▸ **WHAT YOU SHOULD DO**
Copy each line of the material below that includes the string "дней".

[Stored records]
•••••
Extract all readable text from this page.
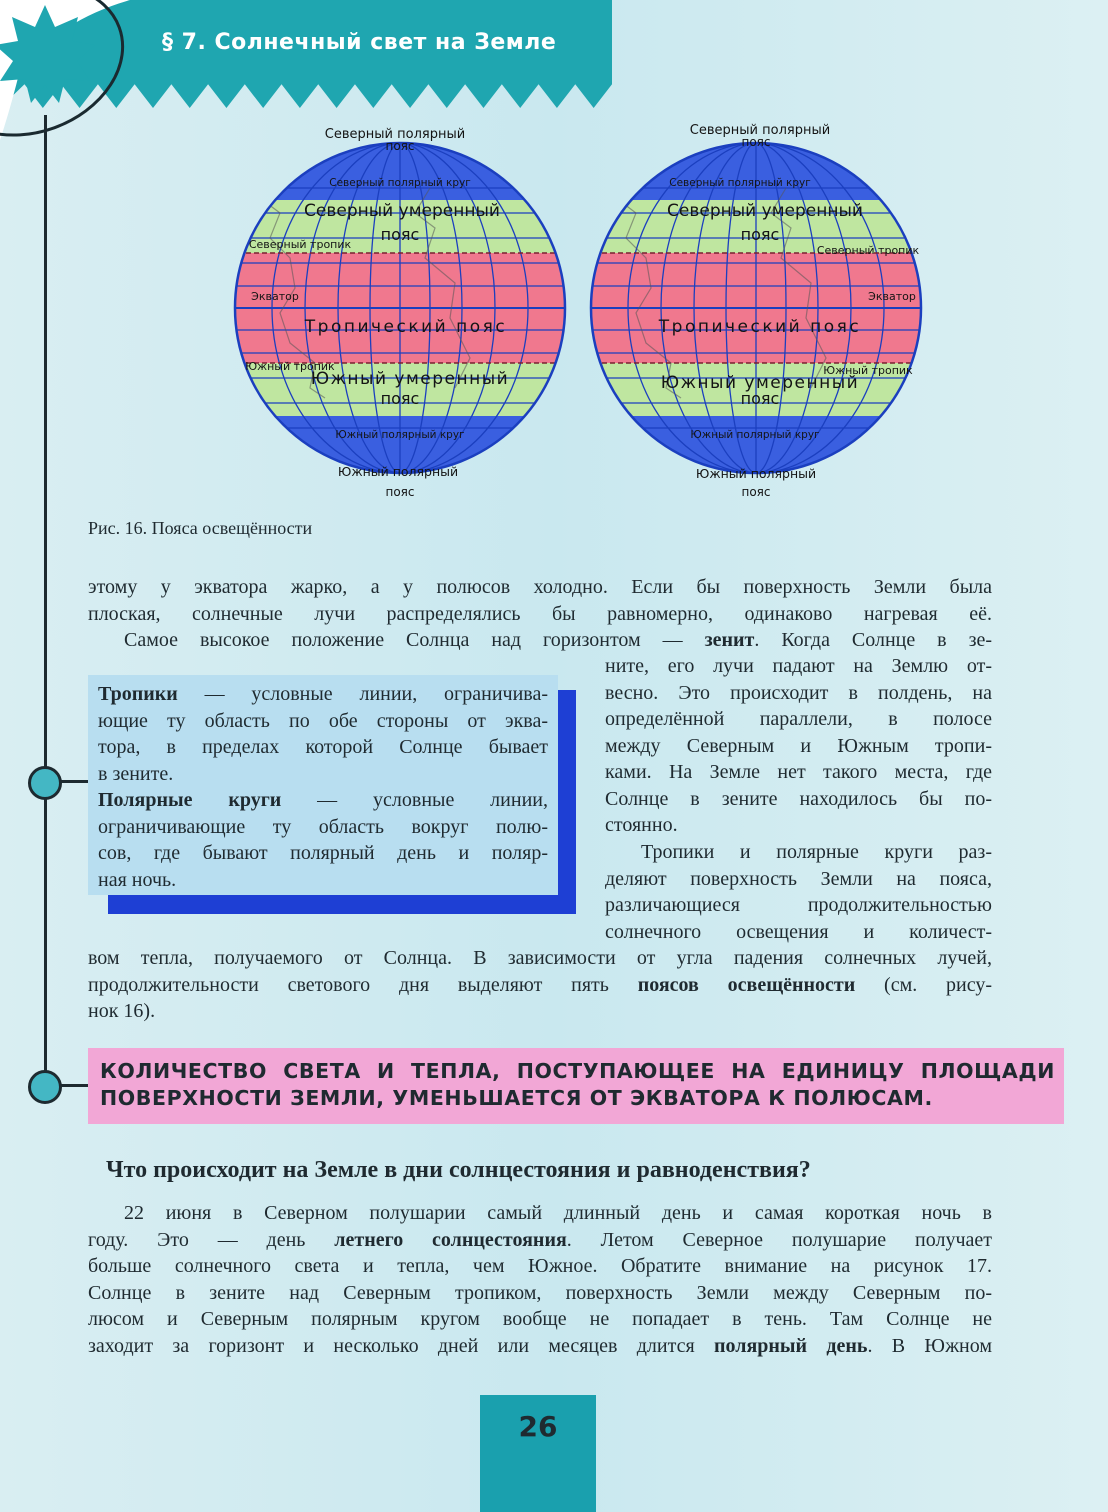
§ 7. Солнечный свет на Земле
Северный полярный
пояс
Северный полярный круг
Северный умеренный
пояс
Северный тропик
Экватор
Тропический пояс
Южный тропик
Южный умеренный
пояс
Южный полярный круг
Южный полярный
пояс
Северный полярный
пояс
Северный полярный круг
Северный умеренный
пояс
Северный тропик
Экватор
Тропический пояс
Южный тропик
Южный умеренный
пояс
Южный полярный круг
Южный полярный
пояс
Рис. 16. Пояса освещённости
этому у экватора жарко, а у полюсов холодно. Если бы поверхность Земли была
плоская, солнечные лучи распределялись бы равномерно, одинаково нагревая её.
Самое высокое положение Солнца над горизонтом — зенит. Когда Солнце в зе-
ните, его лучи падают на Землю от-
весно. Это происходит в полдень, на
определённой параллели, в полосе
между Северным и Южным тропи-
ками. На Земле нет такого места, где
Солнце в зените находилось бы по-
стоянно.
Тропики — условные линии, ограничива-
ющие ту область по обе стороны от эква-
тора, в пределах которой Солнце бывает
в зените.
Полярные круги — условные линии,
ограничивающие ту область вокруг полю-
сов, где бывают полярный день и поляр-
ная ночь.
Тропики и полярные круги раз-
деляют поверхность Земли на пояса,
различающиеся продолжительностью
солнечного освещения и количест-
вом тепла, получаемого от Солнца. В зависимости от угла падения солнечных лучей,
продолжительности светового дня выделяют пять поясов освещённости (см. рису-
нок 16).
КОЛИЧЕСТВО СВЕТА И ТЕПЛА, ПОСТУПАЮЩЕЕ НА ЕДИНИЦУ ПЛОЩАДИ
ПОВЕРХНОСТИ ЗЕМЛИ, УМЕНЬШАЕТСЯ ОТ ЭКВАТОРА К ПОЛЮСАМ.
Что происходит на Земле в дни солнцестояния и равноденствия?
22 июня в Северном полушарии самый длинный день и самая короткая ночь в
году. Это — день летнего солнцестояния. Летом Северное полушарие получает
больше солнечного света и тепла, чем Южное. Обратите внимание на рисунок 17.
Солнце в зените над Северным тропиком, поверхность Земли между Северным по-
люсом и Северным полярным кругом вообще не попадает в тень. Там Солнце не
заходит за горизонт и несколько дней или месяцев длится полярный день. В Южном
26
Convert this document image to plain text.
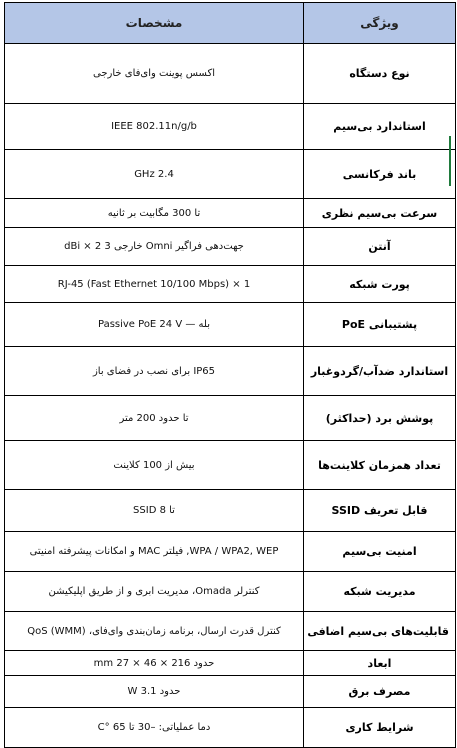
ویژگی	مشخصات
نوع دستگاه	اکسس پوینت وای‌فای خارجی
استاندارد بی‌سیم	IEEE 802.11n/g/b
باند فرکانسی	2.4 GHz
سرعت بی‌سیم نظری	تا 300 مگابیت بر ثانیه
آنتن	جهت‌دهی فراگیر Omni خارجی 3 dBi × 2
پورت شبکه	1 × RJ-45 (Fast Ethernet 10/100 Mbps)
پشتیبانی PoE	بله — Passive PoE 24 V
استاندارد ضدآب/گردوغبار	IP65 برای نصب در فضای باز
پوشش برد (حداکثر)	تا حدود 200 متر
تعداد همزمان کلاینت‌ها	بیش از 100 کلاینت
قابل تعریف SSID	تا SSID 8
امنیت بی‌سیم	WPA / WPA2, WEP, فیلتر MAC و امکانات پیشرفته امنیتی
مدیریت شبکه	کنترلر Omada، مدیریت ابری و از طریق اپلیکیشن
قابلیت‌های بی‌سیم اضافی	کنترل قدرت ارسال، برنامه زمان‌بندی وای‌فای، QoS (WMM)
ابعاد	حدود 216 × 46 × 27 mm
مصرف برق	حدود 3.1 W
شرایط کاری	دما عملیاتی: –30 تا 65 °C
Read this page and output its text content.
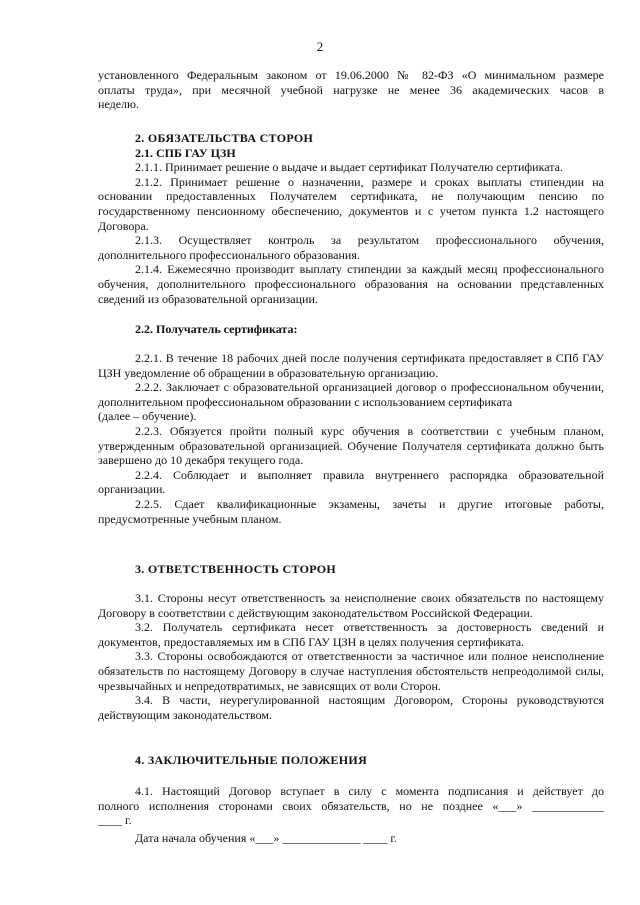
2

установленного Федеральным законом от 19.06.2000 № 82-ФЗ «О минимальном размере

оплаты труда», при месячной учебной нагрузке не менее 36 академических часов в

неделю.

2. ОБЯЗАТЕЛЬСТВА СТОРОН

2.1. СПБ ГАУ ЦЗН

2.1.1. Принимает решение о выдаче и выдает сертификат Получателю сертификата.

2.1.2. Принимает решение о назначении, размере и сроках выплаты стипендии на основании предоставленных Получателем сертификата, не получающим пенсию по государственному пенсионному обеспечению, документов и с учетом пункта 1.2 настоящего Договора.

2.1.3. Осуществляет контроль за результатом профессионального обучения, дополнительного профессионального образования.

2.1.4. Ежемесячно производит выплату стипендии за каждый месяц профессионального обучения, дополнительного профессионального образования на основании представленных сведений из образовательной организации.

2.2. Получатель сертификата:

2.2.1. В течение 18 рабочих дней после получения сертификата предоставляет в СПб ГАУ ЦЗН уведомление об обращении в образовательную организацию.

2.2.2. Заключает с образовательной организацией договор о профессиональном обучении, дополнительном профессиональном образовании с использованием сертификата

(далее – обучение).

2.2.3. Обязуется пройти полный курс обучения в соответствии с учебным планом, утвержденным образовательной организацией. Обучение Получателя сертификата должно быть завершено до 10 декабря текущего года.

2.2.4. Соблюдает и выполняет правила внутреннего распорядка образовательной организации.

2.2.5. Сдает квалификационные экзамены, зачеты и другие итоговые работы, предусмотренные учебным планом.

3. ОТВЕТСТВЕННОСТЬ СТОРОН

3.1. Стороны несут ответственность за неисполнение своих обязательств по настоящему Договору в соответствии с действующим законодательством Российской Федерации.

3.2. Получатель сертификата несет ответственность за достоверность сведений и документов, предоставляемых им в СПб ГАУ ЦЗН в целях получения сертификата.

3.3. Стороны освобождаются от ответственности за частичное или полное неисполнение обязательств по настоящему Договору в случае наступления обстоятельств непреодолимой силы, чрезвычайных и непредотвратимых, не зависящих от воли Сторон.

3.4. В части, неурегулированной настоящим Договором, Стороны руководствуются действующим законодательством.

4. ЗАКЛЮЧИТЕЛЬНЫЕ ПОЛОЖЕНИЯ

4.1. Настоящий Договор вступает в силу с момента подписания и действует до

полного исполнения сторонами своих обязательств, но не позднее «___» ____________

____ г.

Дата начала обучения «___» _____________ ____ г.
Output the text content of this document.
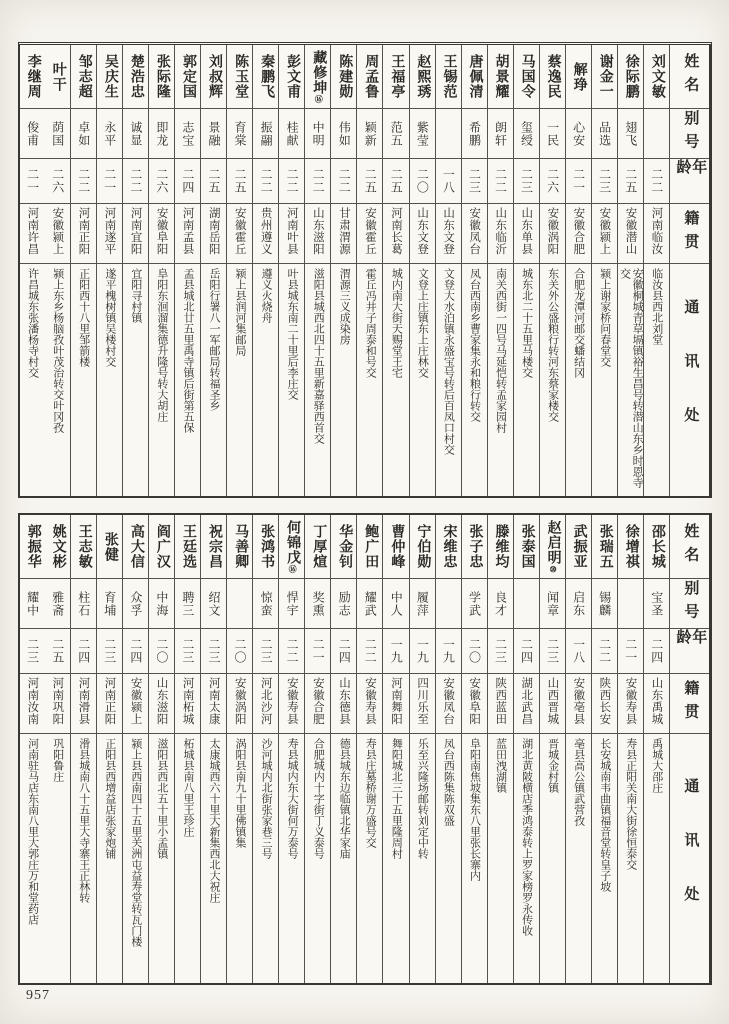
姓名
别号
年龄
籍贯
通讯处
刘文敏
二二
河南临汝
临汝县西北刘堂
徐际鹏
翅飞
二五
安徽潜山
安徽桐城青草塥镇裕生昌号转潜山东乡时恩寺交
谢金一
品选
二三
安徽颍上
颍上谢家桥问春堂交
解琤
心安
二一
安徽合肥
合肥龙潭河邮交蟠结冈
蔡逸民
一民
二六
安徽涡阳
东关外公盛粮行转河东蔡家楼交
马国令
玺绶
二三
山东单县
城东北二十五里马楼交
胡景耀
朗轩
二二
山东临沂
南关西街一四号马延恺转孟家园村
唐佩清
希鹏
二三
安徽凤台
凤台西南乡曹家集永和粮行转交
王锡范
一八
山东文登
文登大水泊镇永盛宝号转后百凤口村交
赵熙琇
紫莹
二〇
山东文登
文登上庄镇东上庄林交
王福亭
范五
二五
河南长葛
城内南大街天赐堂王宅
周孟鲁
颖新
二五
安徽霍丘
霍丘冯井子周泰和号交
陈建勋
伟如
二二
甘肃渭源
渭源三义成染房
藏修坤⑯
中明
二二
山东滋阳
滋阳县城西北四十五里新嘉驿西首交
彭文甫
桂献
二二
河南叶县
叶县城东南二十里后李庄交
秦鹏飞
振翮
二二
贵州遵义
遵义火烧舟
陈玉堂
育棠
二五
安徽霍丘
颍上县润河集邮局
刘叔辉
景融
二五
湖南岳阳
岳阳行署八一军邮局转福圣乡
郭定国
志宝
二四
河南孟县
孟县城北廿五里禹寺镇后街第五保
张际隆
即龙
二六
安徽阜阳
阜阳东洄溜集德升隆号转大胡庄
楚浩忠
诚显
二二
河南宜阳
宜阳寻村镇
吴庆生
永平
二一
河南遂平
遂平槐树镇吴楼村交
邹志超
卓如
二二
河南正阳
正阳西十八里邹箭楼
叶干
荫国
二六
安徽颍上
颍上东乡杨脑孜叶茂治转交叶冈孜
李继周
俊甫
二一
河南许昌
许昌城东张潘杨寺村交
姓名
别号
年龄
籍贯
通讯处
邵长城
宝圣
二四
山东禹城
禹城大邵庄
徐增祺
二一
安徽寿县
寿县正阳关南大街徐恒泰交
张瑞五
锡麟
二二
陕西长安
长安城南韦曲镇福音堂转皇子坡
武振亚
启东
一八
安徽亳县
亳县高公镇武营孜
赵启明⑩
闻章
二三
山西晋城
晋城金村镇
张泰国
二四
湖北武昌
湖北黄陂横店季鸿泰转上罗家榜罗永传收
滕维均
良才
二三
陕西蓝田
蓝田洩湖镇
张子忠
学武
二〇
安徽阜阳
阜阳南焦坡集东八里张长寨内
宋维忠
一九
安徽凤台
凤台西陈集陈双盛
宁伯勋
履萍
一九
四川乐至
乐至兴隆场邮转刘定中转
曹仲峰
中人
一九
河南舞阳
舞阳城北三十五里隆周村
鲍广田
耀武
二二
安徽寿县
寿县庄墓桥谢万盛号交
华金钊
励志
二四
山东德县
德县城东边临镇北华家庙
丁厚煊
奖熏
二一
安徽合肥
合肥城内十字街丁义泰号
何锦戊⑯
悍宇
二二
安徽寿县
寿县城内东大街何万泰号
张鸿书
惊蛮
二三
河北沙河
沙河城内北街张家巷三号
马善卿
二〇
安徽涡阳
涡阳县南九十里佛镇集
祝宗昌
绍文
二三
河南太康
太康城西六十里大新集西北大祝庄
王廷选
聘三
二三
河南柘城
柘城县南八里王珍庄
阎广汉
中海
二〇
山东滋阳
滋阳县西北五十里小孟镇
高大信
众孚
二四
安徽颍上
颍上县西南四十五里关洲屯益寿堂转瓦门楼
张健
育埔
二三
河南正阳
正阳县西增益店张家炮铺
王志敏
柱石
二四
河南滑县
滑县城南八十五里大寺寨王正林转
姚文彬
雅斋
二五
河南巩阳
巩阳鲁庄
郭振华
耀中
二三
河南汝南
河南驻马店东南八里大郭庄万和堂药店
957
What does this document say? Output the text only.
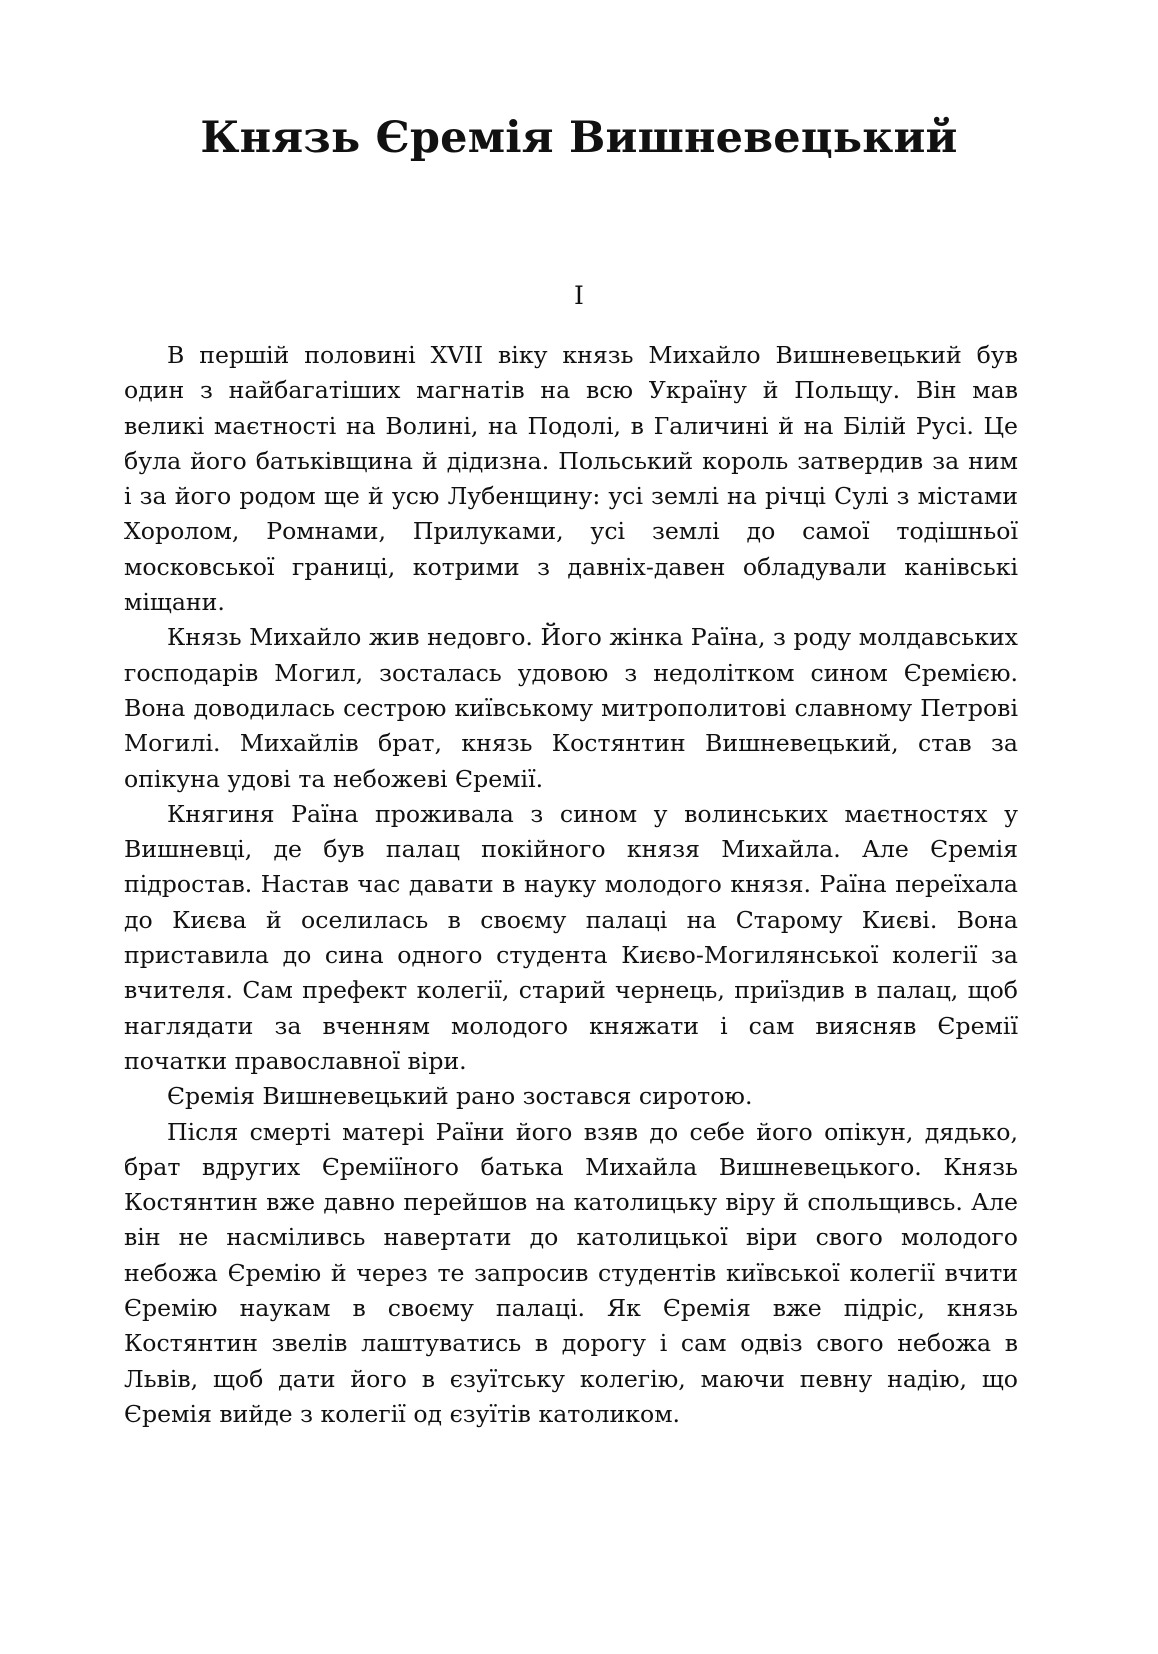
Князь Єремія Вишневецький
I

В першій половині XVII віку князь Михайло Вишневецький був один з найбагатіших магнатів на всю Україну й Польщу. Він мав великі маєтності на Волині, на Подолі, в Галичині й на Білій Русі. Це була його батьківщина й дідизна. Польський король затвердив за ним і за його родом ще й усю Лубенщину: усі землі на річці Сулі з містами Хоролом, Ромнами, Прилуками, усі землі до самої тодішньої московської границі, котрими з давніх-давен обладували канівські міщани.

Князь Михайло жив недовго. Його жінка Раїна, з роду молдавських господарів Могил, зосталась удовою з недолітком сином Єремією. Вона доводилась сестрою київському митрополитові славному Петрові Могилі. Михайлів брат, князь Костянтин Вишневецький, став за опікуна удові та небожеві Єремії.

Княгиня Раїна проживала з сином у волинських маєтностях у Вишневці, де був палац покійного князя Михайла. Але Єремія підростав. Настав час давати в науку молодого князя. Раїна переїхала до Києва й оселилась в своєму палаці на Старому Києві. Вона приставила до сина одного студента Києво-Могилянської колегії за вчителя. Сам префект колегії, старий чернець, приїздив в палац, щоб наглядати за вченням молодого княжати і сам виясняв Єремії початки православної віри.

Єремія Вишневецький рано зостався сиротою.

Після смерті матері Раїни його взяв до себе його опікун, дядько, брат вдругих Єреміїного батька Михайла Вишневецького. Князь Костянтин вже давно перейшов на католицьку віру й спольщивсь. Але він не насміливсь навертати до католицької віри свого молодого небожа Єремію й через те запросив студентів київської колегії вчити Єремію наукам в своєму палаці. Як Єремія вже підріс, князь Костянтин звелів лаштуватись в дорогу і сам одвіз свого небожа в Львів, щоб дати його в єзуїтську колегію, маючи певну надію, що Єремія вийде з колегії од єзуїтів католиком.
•••••
▸ **WORKED SOLUTION**
заходит за горизонт и несколько дней или месяцев длится полярный день. В Южном
2.2.1. В течение 18 рабочих дней после получения сертификата предоставляет в СПб ГАУ ЦЗН уведомление об обращении в образовательную организацию.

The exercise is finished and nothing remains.